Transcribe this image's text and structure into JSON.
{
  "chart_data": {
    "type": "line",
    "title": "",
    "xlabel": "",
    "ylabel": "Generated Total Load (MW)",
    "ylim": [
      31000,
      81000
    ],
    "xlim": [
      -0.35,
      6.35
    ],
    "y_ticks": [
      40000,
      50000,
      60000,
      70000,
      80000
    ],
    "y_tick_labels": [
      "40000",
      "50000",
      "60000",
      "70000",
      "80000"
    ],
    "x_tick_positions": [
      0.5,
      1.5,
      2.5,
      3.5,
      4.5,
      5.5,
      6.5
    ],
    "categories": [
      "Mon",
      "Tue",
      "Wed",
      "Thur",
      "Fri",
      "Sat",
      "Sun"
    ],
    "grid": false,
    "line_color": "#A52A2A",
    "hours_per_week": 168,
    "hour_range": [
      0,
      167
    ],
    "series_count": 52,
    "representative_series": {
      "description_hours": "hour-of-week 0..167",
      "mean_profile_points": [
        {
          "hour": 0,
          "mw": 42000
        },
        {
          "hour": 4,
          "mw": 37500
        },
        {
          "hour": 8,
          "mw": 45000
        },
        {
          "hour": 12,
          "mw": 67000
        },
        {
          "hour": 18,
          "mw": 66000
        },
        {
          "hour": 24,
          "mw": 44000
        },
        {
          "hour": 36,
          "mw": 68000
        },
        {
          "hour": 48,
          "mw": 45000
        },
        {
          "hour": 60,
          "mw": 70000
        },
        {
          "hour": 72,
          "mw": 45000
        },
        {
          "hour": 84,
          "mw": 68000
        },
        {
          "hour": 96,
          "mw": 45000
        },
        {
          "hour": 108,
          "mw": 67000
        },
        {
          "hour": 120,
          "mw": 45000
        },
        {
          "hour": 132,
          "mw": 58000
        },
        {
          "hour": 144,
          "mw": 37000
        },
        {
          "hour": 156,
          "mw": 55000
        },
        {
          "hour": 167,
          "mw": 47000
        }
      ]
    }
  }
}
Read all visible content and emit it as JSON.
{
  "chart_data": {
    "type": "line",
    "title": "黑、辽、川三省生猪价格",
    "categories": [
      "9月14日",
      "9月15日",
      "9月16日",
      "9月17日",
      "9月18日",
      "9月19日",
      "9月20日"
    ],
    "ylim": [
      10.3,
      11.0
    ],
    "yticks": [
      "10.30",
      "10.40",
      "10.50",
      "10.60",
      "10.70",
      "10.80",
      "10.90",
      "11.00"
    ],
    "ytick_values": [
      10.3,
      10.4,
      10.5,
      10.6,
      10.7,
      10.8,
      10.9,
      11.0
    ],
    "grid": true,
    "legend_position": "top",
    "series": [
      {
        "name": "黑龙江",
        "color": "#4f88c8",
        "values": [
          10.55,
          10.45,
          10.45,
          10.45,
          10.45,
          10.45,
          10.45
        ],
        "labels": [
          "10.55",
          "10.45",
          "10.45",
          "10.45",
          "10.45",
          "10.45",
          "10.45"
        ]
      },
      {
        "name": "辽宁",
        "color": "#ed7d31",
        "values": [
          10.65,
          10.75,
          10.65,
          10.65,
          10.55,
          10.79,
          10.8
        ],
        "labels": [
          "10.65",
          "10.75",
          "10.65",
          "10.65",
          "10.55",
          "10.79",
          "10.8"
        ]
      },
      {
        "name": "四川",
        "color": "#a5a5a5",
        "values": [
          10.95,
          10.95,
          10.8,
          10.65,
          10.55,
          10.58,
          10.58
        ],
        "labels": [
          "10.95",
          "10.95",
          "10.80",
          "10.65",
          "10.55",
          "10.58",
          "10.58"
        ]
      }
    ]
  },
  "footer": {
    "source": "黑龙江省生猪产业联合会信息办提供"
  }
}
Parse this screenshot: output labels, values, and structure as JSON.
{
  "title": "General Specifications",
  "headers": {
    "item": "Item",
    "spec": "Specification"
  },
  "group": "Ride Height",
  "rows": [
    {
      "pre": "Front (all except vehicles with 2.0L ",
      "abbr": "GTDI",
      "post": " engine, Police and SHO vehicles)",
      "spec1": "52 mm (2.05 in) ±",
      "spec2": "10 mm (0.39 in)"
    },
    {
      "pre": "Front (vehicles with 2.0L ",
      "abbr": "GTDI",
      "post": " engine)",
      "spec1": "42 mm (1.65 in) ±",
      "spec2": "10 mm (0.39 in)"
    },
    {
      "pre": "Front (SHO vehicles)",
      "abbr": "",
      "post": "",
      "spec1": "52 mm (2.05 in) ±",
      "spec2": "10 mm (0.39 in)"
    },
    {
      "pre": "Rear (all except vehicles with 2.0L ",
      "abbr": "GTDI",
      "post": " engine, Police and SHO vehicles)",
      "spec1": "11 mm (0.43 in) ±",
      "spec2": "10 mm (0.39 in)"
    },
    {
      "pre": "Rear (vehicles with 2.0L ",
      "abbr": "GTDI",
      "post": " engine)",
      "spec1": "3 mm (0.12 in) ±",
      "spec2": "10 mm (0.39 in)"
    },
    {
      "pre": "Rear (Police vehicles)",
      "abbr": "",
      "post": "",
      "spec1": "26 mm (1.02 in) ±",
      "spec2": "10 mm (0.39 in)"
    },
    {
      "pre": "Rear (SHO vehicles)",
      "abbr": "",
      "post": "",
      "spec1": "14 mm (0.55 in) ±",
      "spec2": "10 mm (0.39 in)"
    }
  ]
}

▸ Your objective: Give the complete listing a second time, exactly as it reads.

▸ Task solution:
Transcribe this image's text and structure into JSON.
{
  "chart_data": {
    "type": "line",
    "title": "",
    "xlabel": "",
    "ylabel": "Generated Total Load (MW)",
    "ylim": [
      31000,
      81000
    ],
    "xlim": [
      -0.35,
      6.35
    ],
    "y_ticks": [
      40000,
      50000,
      60000,
      70000,
      80000
    ],
    "y_tick_labels": [
      "40000",
      "50000",
      "60000",
      "70000",
      "80000"
    ],
    "x_tick_positions": [
      0.5,
      1.5,
      2.5,
      3.5,
      4.5,
      5.5,
      6.5
    ],
    "categories": [
      "Mon",
      "Tue",
      "Wed",
      "Thur",
      "Fri",
      "Sat",
      "Sun"
    ],
    "grid": false,
    "line_color": "#A52A2A",
    "hours_per_week": 168,
    "hour_range": [
      0,
      167
    ],
    "series_count": 52,
    "representative_series": {
      "description_hours": "hour-of-week 0..167",
      "mean_profile_points": [
        {
          "hour": 0,
          "mw": 42000
        },
        {
          "hour": 4,
          "mw": 37500
        },
        {
          "hour": 8,
          "mw": 45000
        },
        {
          "hour": 12,
          "mw": 67000
        },
        {
          "hour": 18,
          "mw": 66000
        },
        {
          "hour": 24,
          "mw": 44000
        },
        {
          "hour": 36,
          "mw": 68000
        },
        {
          "hour": 48,
          "mw": 45000
        },
        {
          "hour": 60,
          "mw": 70000
        },
        {
          "hour": 72,
          "mw": 45000
        },
        {
          "hour": 84,
          "mw": 68000
        },
        {
          "hour": 96,
          "mw": 45000
        },
        {
          "hour": 108,
          "mw": 67000
        },
        {
          "hour": 120,
          "mw": 45000
        },
        {
          "hour": 132,
          "mw": 58000
        },
        {
          "hour": 144,
          "mw": 37000
        },
        {
          "hour": 156,
          "mw": 55000
        },
        {
          "hour": 167,
          "mw": 47000
        }
      ]
    }
  }
}
Read all visible content and emit it as JSON.
{
  "chart_data": {
    "type": "line",
    "title": "黑、辽、川三省生猪价格",
    "categories": [
      "9月14日",
      "9月15日",
      "9月16日",
      "9月17日",
      "9月18日",
      "9月19日",
      "9月20日"
    ],
    "ylim": [
      10.3,
      11.0
    ],
    "yticks": [
      "10.30",
      "10.40",
      "10.50",
      "10.60",
      "10.70",
      "10.80",
      "10.90",
      "11.00"
    ],
    "ytick_values": [
      10.3,
      10.4,
      10.5,
      10.6,
      10.7,
      10.8,
      10.9,
      11.0
    ],
    "grid": true,
    "legend_position": "top",
    "series": [
      {
        "name": "黑龙江",
        "color": "#4f88c8",
        "values": [
          10.55,
          10.45,
          10.45,
          10.45,
          10.45,
          10.45,
          10.45
        ],
        "labels": [
          "10.55",
          "10.45",
          "10.45",
          "10.45",
          "10.45",
          "10.45",
          "10.45"
        ]
      },
      {
        "name": "辽宁",
        "color": "#ed7d31",
        "values": [
          10.65,
          10.75,
          10.65,
          10.65,
          10.55,
          10.79,
          10.8
        ],
        "labels": [
          "10.65",
          "10.75",
          "10.65",
          "10.65",
          "10.55",
          "10.79",
          "10.8"
        ]
      },
      {
        "name": "四川",
        "color": "#a5a5a5",
        "values": [
          10.95,
          10.95,
          10.8,
          10.65,
          10.55,
          10.58,
          10.58
        ],
        "labels": [
          "10.95",
          "10.95",
          "10.80",
          "10.65",
          "10.55",
          "10.58",
          "10.58"
        ]
      }
    ]
  },
  "footer": {
    "source": "黑龙江省生猪产业联合会信息办提供"
  }
}
Parse this screenshot: output labels, values, and structure as JSON.
{
  "title": "General Specifications",
  "headers": {
    "item": "Item",
    "spec": "Specification"
  },
  "group": "Ride Height",
  "rows": [
    {
      "pre": "Front (all except vehicles with 2.0L ",
      "abbr": "GTDI",
      "post": " engine, Police and SHO vehicles)",
      "spec1": "52 mm (2.05 in) ±",
      "spec2": "10 mm (0.39 in)"
    },
    {
      "pre": "Front (vehicles with 2.0L ",
      "abbr": "GTDI",
      "post": " engine)",
      "spec1": "42 mm (1.65 in) ±",
      "spec2": "10 mm (0.39 in)"
    },
    {
      "pre": "Front (SHO vehicles)",
      "abbr": "",
      "post": "",
      "spec1": "52 mm (2.05 in) ±",
      "spec2": "10 mm (0.39 in)"
    },
    {
      "pre": "Rear (all except vehicles with 2.0L ",
      "abbr": "GTDI",
      "post": " engine, Police and SHO vehicles)",
      "spec1": "11 mm (0.43 in) ±",
      "spec2": "10 mm (0.39 in)"
    },
    {
      "pre": "Rear (vehicles with 2.0L ",
      "abbr": "GTDI",
      "post": " engine)",
      "spec1": "3 mm (0.12 in) ±",
      "spec2": "10 mm (0.39 in)"
    },
    {
      "pre": "Rear (Police vehicles)",
      "abbr": "",
      "post": "",
      "spec1": "26 mm (1.02 in) ±",
      "spec2": "10 mm (0.39 in)"
    },
    {
      "pre": "Rear (SHO vehicles)",
      "abbr": "",
      "post": "",
      "spec1": "14 mm (0.55 in) ±",
      "spec2": "10 mm (0.39 in)"
    }
  ]
}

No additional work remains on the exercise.